Material shown →
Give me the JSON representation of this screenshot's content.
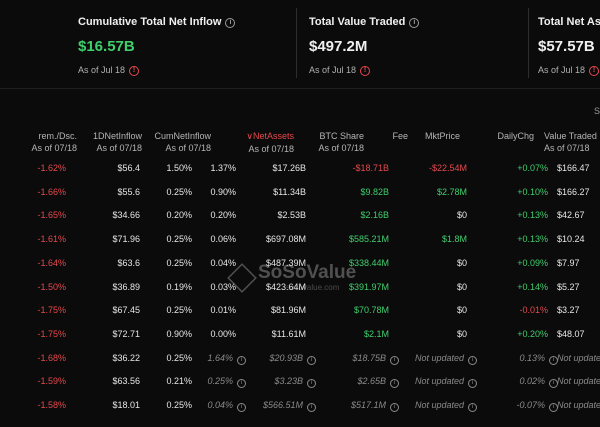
{
  "cards": [
    {
      "title": "Cumulative Total Net Inflow",
      "value": "$16.57B",
      "value_color": "#3fcf6d",
      "date": "As of Jul 18"
    },
    {
      "title": "Total Value Traded",
      "value": "$497.2M",
      "value_color": "#f0f0f0",
      "date": "As of Jul 18"
    },
    {
      "title": "Total Net Ass",
      "value": "$57.57B",
      "value_color": "#f0f0f0",
      "date": "As of Jul 18"
    }
  ],
  "corner_label": "S",
  "columns": [
    {
      "l1": "rem./Dsc.",
      "l2": "As of 07/18"
    },
    {
      "l1": "1DNetInflow",
      "l2": "As of 07/18"
    },
    {
      "l1": "CumNetInflow",
      "l2": "As of 07/18"
    },
    {
      "l1": "NetAssets",
      "l2": "As of 07/18",
      "sorted": true
    },
    {
      "l1": "BTC Share",
      "l2": "As of 07/18"
    },
    {
      "l1": "Fee",
      "l2": ""
    },
    {
      "l1": "MktPrice",
      "l2": ""
    },
    {
      "l1": "DailyChg",
      "l2": ""
    },
    {
      "l1": "Value Traded",
      "l2": "As of 07/18"
    }
  ],
  "rows": [
    {
      "prem": "+0.07%",
      "d1": "-$22.54M",
      "cum": "-$18.71B",
      "net": "$17.26B",
      "share": "1.37%",
      "fee": "1.50%",
      "price": "$56.4",
      "chg": "-1.62%",
      "traded": "$166.47",
      "tone": [
        "green",
        "red",
        "red",
        "norm"
      ]
    },
    {
      "prem": "+0.10%",
      "d1": "$2.78M",
      "cum": "$9.82B",
      "net": "$11.34B",
      "share": "0.90%",
      "fee": "0.25%",
      "price": "$55.6",
      "chg": "-1.66%",
      "traded": "$166.27",
      "tone": [
        "green",
        "green",
        "green",
        "norm"
      ]
    },
    {
      "prem": "+0.13%",
      "d1": "$0",
      "cum": "$2.16B",
      "net": "$2.53B",
      "share": "0.20%",
      "fee": "0.20%",
      "price": "$34.66",
      "chg": "-1.65%",
      "traded": "$42.67",
      "tone": [
        "green",
        "norm",
        "green",
        "norm"
      ]
    },
    {
      "prem": "+0.13%",
      "d1": "$1.8M",
      "cum": "$585.21M",
      "net": "$697.08M",
      "share": "0.06%",
      "fee": "0.25%",
      "price": "$71.96",
      "chg": "-1.61%",
      "traded": "$10.24",
      "tone": [
        "green",
        "green",
        "green",
        "norm"
      ]
    },
    {
      "prem": "+0.09%",
      "d1": "$0",
      "cum": "$338.44M",
      "net": "$487.39M",
      "share": "0.04%",
      "fee": "0.25%",
      "price": "$63.6",
      "chg": "-1.64%",
      "traded": "$7.97",
      "tone": [
        "green",
        "norm",
        "green",
        "norm"
      ]
    },
    {
      "prem": "+0.14%",
      "d1": "$0",
      "cum": "$391.97M",
      "net": "$423.64M",
      "share": "0.03%",
      "fee": "0.19%",
      "price": "$36.89",
      "chg": "-1.50%",
      "traded": "$5.27",
      "tone": [
        "green",
        "norm",
        "green",
        "norm"
      ]
    },
    {
      "prem": "-0.01%",
      "d1": "$0",
      "cum": "$70.78M",
      "net": "$81.96M",
      "share": "0.01%",
      "fee": "0.25%",
      "price": "$67.45",
      "chg": "-1.75%",
      "traded": "$3.27",
      "tone": [
        "red",
        "norm",
        "green",
        "norm"
      ]
    },
    {
      "prem": "+0.20%",
      "d1": "$0",
      "cum": "$2.1M",
      "net": "$11.61M",
      "share": "0.00%",
      "fee": "0.90%",
      "price": "$72.71",
      "chg": "-1.75%",
      "traded": "$48.07",
      "tone": [
        "green",
        "norm",
        "green",
        "norm"
      ]
    },
    {
      "prem": "0.13%",
      "d1": "Not updated",
      "cum": "$18.75B",
      "net": "$20.93B",
      "share": "1.64%",
      "fee": "0.25%",
      "price": "$36.22",
      "chg": "-1.68%",
      "traded": "Not update",
      "stale": true
    },
    {
      "prem": "0.02%",
      "d1": "Not updated",
      "cum": "$2.65B",
      "net": "$3.23B",
      "share": "0.25%",
      "fee": "0.21%",
      "price": "$63.56",
      "chg": "-1.59%",
      "traded": "Not update",
      "stale": true
    },
    {
      "prem": "-0.07%",
      "d1": "Not updated",
      "cum": "$517.1M",
      "net": "$566.51M",
      "share": "0.04%",
      "fee": "0.25%",
      "price": "$18.01",
      "chg": "-1.58%",
      "traded": "Not update",
      "stale": true
    }
  ],
  "watermark": {
    "brand": "SoSoValue",
    "sub": "sosovalue.com"
  },
  "colors": {
    "positive": "#3fcf6d",
    "negative": "#e5484d",
    "background": "#0b0b0b"
  }
}
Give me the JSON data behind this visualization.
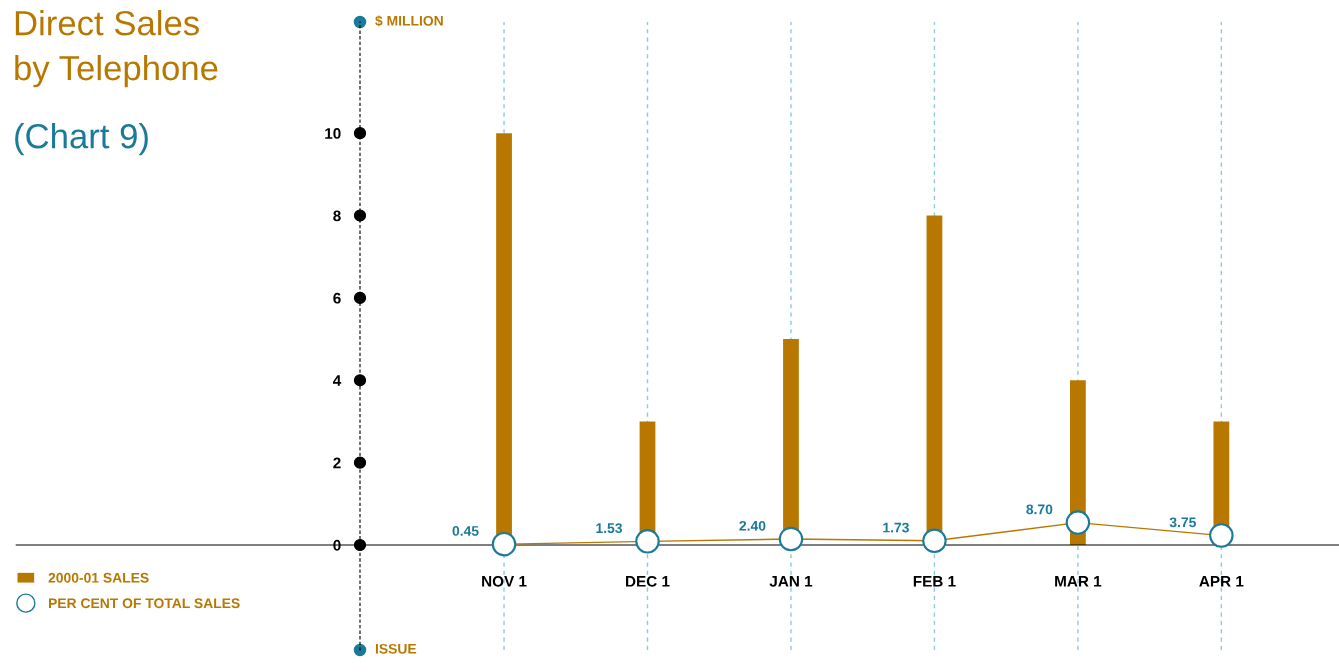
{
  "chart_data": {
    "type": "bar",
    "title": "Direct Sales\nby Telephone",
    "subtitle": "(Chart 9)",
    "ylabel": "$ MILLION",
    "xlabel": "ISSUE",
    "categories": [
      "NOV 1",
      "DEC 1",
      "JAN 1",
      "FEB 1",
      "MAR 1",
      "APR 1"
    ],
    "series": [
      {
        "name": "2000-01 SALES",
        "color": "#b87800",
        "values": [
          10,
          3,
          5,
          8,
          4,
          3
        ]
      },
      {
        "name": "PER CENT OF TOTAL SALES",
        "type": "line",
        "axis": "y2",
        "color": "#1a7a9a",
        "values": [
          0.45,
          1.53,
          2.4,
          1.73,
          8.7,
          3.75
        ],
        "value_labels": [
          "0.45",
          "1.53",
          "2.40",
          "1.73",
          "8.70",
          "3.75"
        ]
      }
    ],
    "ylim": [
      -2.55,
      12.7
    ],
    "yticks": [
      0,
      2,
      4,
      6,
      8,
      10
    ],
    "y2lim": [
      -40,
      200
    ],
    "grid": "x",
    "legend": "bottom left",
    "marker": "circle"
  }
}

What to work on → Out of the material above, gather each line where "Give" appears.

Complete response →
Give me the JSON representation of this screenshot's content.
Give me the JSON data behind this visualization.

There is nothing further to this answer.